**What you are asked to do:**
Locate the word "SRMTID" in the entries below, then gather every line that holds it.

****************************************

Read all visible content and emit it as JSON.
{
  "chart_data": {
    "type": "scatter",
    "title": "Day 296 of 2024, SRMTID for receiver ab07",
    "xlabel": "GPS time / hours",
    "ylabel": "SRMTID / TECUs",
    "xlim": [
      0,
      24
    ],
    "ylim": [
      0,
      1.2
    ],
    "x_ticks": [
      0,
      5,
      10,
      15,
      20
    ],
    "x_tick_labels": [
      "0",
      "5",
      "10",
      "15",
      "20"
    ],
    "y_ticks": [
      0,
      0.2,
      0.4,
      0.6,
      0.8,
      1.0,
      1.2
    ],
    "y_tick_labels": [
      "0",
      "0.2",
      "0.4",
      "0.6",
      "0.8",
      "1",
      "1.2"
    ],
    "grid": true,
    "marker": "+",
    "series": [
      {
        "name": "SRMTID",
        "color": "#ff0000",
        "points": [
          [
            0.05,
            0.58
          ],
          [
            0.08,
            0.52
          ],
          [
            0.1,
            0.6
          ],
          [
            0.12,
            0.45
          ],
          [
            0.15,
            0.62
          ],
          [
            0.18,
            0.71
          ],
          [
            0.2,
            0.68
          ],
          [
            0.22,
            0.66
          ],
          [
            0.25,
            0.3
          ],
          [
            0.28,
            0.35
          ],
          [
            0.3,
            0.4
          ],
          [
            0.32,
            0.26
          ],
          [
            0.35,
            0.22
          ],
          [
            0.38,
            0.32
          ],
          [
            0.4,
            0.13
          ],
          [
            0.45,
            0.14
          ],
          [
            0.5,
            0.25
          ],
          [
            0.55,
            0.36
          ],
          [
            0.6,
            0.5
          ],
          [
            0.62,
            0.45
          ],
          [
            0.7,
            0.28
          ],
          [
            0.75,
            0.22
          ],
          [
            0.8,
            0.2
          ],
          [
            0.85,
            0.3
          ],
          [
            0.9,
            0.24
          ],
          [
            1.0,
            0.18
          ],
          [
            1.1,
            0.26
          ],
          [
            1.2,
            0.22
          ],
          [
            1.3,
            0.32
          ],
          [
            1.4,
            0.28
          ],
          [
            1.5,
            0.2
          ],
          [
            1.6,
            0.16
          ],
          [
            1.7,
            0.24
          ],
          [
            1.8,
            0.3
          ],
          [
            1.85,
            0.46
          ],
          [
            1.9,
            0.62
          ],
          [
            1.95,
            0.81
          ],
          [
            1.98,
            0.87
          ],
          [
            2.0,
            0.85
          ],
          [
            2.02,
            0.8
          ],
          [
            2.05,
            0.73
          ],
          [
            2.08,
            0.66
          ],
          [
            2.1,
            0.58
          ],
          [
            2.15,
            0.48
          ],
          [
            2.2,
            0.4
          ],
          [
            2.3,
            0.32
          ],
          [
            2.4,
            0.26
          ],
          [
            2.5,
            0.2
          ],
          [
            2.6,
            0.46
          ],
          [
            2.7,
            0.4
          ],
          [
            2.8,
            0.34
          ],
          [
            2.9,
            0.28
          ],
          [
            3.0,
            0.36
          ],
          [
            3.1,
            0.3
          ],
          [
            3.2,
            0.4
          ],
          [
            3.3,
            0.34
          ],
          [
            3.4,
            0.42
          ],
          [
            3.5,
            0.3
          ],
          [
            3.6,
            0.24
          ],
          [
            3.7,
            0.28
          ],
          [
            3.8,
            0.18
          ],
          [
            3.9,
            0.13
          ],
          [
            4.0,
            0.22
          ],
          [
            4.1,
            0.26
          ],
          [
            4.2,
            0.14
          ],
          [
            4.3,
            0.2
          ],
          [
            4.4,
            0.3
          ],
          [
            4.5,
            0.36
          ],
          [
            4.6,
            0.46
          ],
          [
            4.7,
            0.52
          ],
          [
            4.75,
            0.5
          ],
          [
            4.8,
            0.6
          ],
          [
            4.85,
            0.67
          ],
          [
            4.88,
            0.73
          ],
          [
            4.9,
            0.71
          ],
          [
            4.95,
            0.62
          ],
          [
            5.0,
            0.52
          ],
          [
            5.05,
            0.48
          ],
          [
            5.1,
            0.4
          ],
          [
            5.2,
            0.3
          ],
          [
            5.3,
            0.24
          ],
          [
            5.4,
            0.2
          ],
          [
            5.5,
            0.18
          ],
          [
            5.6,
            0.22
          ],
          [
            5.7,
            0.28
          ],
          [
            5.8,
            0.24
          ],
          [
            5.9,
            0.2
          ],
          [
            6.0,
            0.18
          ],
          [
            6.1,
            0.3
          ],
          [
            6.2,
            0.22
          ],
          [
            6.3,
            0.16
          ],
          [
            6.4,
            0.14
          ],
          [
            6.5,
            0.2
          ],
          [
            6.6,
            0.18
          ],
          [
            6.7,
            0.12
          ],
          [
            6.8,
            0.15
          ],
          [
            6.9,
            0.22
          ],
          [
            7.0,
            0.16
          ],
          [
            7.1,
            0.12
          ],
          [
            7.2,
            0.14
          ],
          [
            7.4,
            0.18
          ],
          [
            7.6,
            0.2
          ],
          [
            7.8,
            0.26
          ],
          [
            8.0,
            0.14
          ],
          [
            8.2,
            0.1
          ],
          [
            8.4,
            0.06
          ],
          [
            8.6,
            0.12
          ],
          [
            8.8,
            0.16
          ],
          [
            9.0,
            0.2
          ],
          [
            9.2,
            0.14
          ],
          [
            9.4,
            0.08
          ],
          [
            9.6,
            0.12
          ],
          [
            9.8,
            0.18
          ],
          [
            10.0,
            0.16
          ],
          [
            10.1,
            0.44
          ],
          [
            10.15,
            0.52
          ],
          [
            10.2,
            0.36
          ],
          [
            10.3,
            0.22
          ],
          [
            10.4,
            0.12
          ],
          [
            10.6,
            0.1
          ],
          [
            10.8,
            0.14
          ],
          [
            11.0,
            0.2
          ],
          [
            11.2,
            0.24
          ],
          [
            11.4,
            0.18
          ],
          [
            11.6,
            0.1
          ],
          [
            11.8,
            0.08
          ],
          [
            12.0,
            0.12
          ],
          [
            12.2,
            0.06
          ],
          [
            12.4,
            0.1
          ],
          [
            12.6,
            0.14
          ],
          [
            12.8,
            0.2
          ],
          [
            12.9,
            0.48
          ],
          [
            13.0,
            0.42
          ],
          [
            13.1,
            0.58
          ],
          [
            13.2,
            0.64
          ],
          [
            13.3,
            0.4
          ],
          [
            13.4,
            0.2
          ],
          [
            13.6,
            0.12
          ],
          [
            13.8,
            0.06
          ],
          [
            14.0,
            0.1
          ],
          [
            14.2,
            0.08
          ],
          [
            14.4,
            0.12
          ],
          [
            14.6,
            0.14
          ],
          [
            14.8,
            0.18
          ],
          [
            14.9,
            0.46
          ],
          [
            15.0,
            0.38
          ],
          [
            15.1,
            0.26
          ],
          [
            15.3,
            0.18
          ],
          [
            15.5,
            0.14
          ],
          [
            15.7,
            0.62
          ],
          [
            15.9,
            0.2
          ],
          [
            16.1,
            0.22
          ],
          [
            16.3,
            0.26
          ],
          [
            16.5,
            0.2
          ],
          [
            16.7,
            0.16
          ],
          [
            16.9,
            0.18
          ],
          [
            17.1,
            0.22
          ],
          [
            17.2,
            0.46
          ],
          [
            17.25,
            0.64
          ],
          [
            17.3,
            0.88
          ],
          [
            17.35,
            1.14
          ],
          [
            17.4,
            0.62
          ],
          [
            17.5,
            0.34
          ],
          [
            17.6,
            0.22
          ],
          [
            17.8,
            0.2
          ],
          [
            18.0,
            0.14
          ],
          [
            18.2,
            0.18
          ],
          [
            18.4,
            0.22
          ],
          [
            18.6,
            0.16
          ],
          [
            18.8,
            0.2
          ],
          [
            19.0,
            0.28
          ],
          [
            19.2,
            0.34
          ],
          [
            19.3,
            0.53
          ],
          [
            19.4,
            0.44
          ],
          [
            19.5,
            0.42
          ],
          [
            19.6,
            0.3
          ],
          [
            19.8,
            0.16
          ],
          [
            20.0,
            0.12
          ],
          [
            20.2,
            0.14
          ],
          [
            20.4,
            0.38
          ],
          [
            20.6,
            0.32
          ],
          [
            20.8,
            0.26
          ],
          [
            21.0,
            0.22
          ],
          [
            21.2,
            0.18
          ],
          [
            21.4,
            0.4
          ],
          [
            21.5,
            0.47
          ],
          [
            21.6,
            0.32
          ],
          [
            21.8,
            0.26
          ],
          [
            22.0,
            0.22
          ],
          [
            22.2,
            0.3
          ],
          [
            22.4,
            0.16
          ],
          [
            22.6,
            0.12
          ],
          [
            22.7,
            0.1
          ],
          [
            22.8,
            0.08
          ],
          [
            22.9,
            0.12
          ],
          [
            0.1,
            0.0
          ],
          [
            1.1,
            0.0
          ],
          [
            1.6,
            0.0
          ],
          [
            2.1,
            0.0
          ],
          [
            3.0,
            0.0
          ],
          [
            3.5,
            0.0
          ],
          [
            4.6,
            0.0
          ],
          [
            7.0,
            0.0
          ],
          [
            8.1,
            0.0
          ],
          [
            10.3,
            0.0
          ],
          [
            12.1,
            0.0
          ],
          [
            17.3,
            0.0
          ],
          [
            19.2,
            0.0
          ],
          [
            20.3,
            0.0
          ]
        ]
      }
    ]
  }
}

****************************************

**Completed exercise:**
    "title": "Day 296 of 2024, SRMTID for receiver ab07",
    "ylabel": "SRMTID / TECUs",
        "name": "SRMTID",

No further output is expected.